THINGS TO DO
[a] In the etcd backup-restore thread, what did the poster add to the deployment spec, besides the configmap, to stop the crashloops?
[b] Carry on the etcd backup-restore thread from the point where it stops.
[PAGE EXCERPT start]
Also, I'd say try it out with a single member etcd first to make it easier for yourself, instead of having to deal with the complexities of a multi member etcd cluster.

Thanks - I've got it launching at least with no crashloops (had to add the configmap, plus POD_NAME and POD_NAMESPACE in the deployment spec). However I'm still confused to what the server does?

In the logs of the pod I can see stuff like

time="2024-04-29T13:03:53Z" level=info msg="Starting HTTP server at addr: :8080" actor=backup-restore-server                                                                                                                            
time="2024-04-29T13:03:53Z" level=info msg="Etcd is now running. Continuing br startup"                                                                                                                                                 
time="2024-04-29T13:03:53Z" level=info msg="Attempting to update the member Info: <REDACTED POD NAME>" actor=member-add                                                                                   
time="2024-04-29T13:03:53Z" level=info msg="Updating member peer URL for <REDACTED POD NAME>" actor=member-add                                                                                            
time="2024-04-29T13:03:53Z" level=info msg="Attempting to update the member Info: <REDACTED POD NAME>" actor=member-add                                                                                   
time="2024-04-29T13:03:53Z" level=info msg="Updating member peer URL for <REDACTED POD NAME>" actor=member-add                                                                                            
time="2024-04-29T13:03:53Z" level=info msg="Attempting to update the member Info: <REDACTED POD NAME>" actor=member-add                                                                                   
time="2024-04-29T13:03:53Z" level=info msg="Updating member peer URL for <REDACTED POD NAME>" actor=member-add                                                                                            
time="2024-04-29T13:03:53Z" level=info msg="Attempting to update the member Info: <REDACTED POD NAME>" actor=member-add                                                                                   
time="2024-04-29T13:03:53Z" level=info msg="Updating member peer URL for <REDACTED POD NAME>" actor=member-add                                                                                            
time="2024-04-29T13:03:53Z" level=error msg="failed to update member peer url: could not fetch member URL : could not parse peer URL from the config file : invalid peer URL : http://127.0.0.1:2380" actor=backup-restore-server       
time="2024-04-29T13:03:53Z" level=info msg="Creating leaderElector..." actor=backup-restore-server                                                                                                                                      
time="2024-04-29T13:03:53Z" level=info msg="Starting leaderElection..." actor=leader-elector                                                                                                                                            

I thought it's only supposed to connect to the existing etcd in the cluster like the snapshot does? Why is it attempting to start leader elections?
[PAGE EXCERPT end]
[MATERIAL PROVIDED start]
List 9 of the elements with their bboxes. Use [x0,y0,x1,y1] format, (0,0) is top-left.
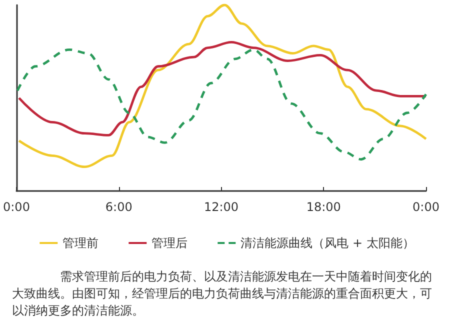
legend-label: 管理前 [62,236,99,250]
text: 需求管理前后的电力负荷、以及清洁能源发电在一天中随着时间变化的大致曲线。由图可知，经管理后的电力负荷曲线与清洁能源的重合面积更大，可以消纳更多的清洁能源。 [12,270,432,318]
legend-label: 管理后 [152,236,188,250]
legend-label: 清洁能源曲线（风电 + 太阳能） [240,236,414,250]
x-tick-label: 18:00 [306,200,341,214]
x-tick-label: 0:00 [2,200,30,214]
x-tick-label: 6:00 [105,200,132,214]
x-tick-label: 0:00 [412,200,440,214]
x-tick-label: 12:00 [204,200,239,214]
[MATERIAL PROVIDED end]
[MATERIAL PROVIDED start]
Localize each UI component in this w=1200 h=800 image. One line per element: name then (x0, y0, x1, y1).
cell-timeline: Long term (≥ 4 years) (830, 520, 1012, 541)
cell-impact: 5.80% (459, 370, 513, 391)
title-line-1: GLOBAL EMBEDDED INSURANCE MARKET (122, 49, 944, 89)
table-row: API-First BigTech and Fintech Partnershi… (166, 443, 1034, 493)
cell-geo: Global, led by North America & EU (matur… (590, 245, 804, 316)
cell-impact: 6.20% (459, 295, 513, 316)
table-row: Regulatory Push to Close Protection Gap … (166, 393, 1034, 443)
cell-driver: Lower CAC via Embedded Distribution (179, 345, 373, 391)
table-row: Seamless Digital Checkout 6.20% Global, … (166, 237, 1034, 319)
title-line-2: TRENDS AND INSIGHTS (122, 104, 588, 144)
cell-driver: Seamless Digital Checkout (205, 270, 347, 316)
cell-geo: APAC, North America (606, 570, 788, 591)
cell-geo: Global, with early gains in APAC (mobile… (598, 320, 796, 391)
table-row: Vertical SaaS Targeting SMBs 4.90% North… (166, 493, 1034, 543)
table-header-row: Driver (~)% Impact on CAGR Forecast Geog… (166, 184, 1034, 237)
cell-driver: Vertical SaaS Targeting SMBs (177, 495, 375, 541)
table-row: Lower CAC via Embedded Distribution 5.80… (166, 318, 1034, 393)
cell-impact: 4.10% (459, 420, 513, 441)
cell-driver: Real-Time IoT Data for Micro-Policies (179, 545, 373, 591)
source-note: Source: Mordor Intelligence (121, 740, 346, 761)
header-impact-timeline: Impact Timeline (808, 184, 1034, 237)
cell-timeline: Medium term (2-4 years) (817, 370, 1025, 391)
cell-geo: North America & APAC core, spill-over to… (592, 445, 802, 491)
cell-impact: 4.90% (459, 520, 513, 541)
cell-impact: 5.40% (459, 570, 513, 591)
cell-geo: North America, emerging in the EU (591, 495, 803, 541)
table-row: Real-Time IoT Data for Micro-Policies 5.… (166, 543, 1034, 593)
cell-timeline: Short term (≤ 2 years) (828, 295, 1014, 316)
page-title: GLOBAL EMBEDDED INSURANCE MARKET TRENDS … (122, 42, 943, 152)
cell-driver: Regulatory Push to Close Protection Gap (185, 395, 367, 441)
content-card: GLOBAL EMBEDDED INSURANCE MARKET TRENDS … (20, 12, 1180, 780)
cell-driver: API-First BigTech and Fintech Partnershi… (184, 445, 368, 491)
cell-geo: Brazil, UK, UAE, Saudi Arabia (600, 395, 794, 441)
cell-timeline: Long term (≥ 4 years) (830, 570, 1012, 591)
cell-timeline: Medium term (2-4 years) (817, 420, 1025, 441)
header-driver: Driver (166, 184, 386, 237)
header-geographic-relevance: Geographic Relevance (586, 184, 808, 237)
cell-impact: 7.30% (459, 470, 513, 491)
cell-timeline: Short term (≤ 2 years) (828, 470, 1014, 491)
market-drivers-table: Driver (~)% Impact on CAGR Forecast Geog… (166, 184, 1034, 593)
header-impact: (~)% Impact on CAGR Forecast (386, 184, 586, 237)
[MATERIAL PROVIDED end]
[MATERIAL PROVIDED start]
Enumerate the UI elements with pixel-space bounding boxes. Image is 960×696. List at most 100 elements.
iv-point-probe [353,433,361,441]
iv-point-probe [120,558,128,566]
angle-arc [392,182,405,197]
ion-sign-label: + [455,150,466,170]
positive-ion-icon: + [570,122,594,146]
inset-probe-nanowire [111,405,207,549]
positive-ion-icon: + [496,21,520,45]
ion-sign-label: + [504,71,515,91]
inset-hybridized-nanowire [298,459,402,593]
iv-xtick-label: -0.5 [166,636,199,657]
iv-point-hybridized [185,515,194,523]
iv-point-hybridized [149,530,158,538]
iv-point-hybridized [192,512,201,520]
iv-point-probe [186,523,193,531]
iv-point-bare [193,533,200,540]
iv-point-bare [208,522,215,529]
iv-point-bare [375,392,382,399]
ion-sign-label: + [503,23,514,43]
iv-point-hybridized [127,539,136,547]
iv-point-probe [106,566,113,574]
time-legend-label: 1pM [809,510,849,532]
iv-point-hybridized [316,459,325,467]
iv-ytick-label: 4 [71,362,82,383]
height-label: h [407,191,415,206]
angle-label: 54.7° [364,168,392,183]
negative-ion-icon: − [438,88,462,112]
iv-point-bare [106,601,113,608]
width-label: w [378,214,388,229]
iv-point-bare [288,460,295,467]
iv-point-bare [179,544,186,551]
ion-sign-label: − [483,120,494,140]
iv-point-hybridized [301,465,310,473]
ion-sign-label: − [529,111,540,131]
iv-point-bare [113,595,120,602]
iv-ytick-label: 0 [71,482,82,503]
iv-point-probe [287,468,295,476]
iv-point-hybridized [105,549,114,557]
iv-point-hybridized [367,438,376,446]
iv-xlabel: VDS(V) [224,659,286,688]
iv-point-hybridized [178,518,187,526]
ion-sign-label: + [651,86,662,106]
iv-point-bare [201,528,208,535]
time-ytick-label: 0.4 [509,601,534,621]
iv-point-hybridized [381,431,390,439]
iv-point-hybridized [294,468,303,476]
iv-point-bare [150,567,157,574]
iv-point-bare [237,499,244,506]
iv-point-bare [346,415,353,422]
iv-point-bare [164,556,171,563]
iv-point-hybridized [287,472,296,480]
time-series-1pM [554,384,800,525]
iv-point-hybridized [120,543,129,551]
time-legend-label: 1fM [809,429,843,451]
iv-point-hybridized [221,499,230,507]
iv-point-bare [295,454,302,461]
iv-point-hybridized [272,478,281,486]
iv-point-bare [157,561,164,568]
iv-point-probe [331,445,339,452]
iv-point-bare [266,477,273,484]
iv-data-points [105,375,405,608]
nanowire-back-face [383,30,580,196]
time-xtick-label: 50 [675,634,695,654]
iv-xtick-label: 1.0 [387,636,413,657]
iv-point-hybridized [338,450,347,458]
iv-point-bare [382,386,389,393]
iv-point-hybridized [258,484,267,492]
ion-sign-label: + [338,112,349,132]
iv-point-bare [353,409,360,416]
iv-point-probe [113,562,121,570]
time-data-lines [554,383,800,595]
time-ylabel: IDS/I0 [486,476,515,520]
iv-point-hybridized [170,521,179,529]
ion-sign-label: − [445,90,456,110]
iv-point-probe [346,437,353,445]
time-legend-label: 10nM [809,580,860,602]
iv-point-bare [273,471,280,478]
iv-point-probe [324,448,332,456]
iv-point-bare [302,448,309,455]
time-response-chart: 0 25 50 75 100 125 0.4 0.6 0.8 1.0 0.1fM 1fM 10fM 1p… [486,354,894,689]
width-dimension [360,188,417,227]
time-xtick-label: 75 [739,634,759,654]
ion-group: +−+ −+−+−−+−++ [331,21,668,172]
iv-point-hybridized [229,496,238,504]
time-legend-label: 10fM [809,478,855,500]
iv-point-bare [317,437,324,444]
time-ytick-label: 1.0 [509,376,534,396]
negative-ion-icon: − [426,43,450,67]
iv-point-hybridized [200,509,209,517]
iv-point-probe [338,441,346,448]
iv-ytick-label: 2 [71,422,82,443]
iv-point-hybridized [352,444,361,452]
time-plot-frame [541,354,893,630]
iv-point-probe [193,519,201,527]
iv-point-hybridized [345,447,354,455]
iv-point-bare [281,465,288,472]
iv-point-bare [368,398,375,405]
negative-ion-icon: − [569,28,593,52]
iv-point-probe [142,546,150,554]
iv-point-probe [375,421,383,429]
[MATERIAL PROVIDED end]
RESULTS FOR EACH TASK
[a] POD_NAME and POD_NAMESPACE.

[b]
@renormalize
Copy link
Member

etcd-backup-restore is designed to run as a sidecar container to an etcd container in a single pod. In general, etcd is deployed in HA, by running 3 (or more) members.

This implies that there will be 3 instances of etcd-backup-restore that run as sidecars.
We obviously can not have 3 separate actors that are trying to back up a single etcd cluster. This is why the there is a leader election amongst the instances of etcd-backup-restore.
The leader will always be the etcd-backup-restore container that is the sidecar to the etcd member that is the leader.

The attempt to elect a leader should not stop etcd-backup-restore from backing up snapshots if you have only one instance of it running like I assume you are.

@jeremych1000
Copy link
Author

etcd-backup-restore is designed to run as a sidecar container to an etcd container in a single pod. In general, etcd is deployed in HA, by running 3 (or more) members.

This implies that there will be 3 instances of etcd-backup-restore that run as sidecars. We obviously can not have 3 separate actors that are trying to back up a single etcd cluster. This is why the there is a leader election amongst the instances of etcd-backup-restore. The leader will always be the etcd-backup-restore container that is the sidecar to the etcd member that is the leader.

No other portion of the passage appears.